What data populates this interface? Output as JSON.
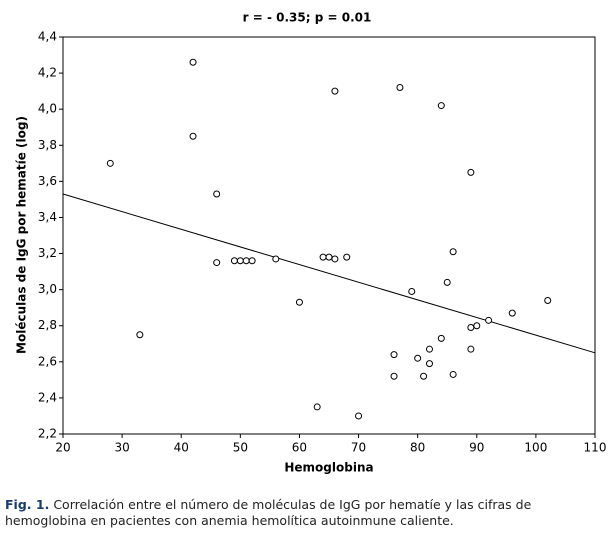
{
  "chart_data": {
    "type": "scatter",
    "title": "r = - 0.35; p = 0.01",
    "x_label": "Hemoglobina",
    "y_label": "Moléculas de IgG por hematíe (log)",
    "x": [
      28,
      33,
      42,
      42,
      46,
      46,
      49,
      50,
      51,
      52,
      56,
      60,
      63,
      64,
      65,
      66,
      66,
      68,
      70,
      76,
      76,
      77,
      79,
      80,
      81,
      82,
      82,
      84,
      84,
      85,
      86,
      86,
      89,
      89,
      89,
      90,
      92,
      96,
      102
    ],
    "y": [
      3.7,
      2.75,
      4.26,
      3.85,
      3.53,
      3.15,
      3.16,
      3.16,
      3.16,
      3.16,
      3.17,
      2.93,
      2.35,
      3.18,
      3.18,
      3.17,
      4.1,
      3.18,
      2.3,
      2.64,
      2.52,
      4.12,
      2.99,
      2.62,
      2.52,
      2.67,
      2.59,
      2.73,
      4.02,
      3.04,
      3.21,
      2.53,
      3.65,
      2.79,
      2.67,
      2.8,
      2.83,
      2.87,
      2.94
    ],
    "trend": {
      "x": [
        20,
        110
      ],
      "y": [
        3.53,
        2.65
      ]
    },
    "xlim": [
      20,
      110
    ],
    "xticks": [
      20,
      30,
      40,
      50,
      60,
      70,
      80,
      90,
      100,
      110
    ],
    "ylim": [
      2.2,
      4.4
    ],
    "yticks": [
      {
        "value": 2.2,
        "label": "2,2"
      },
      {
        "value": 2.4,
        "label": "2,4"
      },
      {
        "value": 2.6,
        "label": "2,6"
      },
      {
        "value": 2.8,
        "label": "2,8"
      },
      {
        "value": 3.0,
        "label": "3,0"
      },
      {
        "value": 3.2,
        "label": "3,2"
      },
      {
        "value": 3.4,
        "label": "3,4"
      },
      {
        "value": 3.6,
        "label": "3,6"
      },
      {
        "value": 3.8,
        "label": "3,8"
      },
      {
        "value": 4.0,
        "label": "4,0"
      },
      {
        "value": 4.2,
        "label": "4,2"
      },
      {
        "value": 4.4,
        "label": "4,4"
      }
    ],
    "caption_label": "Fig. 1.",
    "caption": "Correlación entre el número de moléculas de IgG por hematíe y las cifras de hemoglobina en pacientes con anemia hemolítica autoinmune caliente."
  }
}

★ ★ ★ ★ ★ ★ ★

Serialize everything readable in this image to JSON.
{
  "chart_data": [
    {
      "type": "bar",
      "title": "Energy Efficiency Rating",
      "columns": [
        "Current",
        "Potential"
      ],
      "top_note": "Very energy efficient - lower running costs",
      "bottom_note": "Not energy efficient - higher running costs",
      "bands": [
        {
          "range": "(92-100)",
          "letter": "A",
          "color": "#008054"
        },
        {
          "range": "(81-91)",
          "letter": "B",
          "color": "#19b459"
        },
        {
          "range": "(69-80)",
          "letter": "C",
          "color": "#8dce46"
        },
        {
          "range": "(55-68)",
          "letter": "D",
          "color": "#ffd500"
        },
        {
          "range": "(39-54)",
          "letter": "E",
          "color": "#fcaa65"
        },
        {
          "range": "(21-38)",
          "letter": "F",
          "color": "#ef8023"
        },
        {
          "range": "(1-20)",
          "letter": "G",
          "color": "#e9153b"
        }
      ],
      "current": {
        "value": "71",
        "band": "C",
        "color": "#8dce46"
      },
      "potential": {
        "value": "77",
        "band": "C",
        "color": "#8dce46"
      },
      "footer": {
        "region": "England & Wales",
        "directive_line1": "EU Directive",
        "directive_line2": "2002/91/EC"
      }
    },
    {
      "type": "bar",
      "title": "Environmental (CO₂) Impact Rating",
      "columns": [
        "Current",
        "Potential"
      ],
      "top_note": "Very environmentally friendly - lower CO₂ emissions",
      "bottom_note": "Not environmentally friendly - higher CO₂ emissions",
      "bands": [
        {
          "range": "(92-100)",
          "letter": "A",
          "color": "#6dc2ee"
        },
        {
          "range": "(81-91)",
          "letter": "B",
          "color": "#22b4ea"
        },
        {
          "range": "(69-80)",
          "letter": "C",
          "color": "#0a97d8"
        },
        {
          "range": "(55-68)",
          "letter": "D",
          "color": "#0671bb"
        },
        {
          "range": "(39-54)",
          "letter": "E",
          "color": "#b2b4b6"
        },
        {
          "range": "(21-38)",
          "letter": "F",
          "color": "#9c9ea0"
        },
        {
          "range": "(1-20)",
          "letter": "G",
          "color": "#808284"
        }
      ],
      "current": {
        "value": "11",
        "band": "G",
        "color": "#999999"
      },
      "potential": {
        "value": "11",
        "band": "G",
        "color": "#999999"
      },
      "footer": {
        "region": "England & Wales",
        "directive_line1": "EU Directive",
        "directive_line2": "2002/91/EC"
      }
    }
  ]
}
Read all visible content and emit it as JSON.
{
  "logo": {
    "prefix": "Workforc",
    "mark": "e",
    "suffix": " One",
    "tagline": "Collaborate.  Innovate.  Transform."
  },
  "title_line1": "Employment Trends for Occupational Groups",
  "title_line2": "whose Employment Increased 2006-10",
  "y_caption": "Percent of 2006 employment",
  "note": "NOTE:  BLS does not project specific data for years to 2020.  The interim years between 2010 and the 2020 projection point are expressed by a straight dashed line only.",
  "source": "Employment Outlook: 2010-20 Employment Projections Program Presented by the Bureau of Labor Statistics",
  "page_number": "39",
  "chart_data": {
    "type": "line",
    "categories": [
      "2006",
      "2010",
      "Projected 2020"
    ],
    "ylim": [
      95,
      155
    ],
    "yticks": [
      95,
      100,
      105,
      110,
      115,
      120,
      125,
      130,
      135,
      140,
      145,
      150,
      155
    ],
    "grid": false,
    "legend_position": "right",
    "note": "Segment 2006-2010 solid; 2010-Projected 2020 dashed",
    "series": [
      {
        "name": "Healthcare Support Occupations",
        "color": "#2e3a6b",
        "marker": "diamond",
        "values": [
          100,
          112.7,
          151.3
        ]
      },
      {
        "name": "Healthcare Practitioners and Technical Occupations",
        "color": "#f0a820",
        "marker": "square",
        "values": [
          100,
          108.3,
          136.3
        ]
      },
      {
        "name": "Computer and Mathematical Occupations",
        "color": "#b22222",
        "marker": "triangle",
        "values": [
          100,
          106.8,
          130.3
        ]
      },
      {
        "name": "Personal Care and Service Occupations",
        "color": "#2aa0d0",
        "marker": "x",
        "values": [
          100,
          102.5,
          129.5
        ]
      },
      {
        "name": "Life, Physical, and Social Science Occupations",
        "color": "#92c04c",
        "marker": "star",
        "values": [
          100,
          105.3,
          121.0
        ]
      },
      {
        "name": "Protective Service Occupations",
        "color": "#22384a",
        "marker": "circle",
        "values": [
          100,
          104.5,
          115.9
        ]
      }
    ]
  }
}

★ ★ ★ ★ ★ ★ ★

**SHORT EXERCISE**
From the listing above, pick out each line where the word "higher" appears.

**SOLVED PROBLEM**
      "bottom_note": "Not energy efficient - higher running costs",
      "bottom_note": "Not environmentally friendly - higher CO₂ emissions",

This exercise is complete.